◆ **УСЛОВИЕ ЗАДАНИЯ**:
Определите, согласуются ли с текстом для анализа утверждения ниже; на каждое ответьте «да» или «нет» и приведите решающие слова текста точной цитатой.
1. Автор предлагает семье жить в сельце Ивановском, пока дочери малы.
2. Автор прожил с супругой двадцать лет.
3. Дочерям завещано во всём следовать деду.

◆ **ТЕКСТ ДЛЯ АНАЛИЗА**:
Полагал бы семейству нашему, пока дочери малы и лучшее для них воспитание есть домашнее под наблюдением и в правилах и в примере такой редкой и заботливой матери, жить в сельце Ивановском. Там могли бы несколько устроиться дела и отклониться недостаток предстоящий при всякой городской жизни.
Всё моё движимое и недвижимое должно поступить в полное распоряжение моей супруги, с которой мы в продолжение 17 лет жили в любви, дружбе и, могу сказать, в примерном согласии.
Детям завещаю: мальчикам — избрав один раз службу Государю, не менять её, а приложить все усилия сделать её полезною обществу, не ограничиваясь уставом, а занимаясь с любовию, изучая всеми своими способностями то, что для полезнейших действий пригодно. Лучший пример для них в отношении последнего их дед, и дядя, и, могу смело сказать, — отец. Дочкам следовать во всём матери.
Мои бумаги все собраны, равно как бумаги и всё то, что относится к благодетелю моему Михаилу Петровичу Лазареву, к семейству которого желал бы, чтобы дети мои сохранили особую дружбу и старались быть ему при всяком случае полезными. Извлечение из бумаг этих, особенно последних, может быть полезным.
Затем, благословляя жену и детей, я со спокойствием готов кончить, как жил для блага моей родины, которую Бог не оставит и которая, конечно, по окончании неправедно начатой с нею войны станет ещё выше в судьбах наций.
В. Корнилов».
Только после его смерти Елизавета Васильевна узнает, как в действительности прожил последний месяц своей жизни её муж, отец её детей — человек, о котором Лев Толстой напишет: «герой, достойный Древней Греции»; которому Николай I повелит поставить памятник на том месте, где он погиб; которого скульптор М.Микешин увековечит вместе с М.П.Лазаревым и П.С.Нахимовым на памятнике «Тысячелетие России» в Великом Новгороде.

Данные анализа разметки документа:
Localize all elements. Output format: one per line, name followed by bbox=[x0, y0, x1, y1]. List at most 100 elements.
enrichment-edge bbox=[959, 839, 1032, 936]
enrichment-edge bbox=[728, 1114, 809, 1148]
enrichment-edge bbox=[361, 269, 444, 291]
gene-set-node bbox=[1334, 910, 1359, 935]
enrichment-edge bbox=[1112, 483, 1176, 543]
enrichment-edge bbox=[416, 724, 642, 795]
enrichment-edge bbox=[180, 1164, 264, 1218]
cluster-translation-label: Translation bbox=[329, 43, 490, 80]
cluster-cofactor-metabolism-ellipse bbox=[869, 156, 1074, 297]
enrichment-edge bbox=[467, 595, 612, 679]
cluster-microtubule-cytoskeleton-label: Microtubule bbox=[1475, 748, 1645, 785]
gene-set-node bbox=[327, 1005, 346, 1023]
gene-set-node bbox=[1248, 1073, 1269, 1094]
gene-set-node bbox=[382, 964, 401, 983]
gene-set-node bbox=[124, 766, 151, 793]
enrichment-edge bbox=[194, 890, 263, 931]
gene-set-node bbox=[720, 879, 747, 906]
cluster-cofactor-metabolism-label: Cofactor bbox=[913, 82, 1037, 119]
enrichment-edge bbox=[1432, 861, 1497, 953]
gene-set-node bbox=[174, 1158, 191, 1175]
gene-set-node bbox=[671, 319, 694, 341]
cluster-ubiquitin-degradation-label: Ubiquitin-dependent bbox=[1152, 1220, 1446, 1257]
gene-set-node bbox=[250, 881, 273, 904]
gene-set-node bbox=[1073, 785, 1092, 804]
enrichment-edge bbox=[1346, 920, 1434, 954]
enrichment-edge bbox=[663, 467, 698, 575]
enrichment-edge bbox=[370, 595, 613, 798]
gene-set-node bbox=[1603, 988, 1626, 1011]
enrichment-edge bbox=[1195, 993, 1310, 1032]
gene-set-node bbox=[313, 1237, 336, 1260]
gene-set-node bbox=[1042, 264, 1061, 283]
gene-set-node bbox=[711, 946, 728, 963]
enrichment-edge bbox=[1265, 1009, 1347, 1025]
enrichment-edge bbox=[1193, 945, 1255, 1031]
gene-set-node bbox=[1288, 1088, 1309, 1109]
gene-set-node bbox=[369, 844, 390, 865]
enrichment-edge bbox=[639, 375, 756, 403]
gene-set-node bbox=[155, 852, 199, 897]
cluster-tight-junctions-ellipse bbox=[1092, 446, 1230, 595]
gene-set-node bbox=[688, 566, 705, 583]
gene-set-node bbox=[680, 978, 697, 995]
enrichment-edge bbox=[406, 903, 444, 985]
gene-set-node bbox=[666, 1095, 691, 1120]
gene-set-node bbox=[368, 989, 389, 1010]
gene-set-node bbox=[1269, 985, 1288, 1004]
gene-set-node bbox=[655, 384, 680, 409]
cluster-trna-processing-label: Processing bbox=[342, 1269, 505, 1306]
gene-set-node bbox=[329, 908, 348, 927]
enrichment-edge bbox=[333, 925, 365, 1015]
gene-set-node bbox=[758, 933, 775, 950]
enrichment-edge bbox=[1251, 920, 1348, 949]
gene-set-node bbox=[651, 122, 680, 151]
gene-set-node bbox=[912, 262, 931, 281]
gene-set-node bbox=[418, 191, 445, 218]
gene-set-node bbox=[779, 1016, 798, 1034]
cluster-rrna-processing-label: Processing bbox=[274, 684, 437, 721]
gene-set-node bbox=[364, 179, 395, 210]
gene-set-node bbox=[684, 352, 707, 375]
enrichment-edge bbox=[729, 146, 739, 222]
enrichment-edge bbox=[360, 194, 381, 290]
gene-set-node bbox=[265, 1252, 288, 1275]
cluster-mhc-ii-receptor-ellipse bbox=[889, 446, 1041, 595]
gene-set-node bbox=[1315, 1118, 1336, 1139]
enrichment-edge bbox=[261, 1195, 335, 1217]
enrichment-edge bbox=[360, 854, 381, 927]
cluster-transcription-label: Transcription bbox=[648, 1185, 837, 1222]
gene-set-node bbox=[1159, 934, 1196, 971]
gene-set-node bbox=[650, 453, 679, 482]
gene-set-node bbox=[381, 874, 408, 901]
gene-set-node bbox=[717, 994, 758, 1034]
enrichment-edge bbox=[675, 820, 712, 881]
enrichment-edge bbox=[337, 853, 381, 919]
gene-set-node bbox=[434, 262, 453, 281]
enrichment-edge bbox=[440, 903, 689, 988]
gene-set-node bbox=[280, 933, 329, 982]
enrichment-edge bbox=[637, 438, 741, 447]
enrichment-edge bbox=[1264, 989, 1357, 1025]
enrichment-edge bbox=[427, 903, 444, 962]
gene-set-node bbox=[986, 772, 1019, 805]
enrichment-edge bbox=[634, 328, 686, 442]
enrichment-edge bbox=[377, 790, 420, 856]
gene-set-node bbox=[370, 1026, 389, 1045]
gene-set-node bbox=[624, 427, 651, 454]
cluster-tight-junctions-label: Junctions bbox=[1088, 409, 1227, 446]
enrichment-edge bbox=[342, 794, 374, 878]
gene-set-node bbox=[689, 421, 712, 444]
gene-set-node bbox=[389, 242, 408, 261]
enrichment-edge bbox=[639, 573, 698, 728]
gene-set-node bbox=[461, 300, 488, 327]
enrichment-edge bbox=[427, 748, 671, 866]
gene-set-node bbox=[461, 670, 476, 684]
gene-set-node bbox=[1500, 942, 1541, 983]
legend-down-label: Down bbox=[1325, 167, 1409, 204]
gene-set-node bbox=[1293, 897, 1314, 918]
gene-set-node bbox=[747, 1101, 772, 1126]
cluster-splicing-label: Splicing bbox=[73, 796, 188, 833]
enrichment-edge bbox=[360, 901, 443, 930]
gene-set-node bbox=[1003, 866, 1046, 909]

◆ **РЕЗУЛЬТАТ ВЫПОЛНЕНИЯ**:
1. Да: «Полагал бы семейству нашему, пока дочери малы», «жить в сельце Ивановском».
2. Нет: «в продолжение 17 лет».
3. Нет: «Дочкам следовать во всём матери».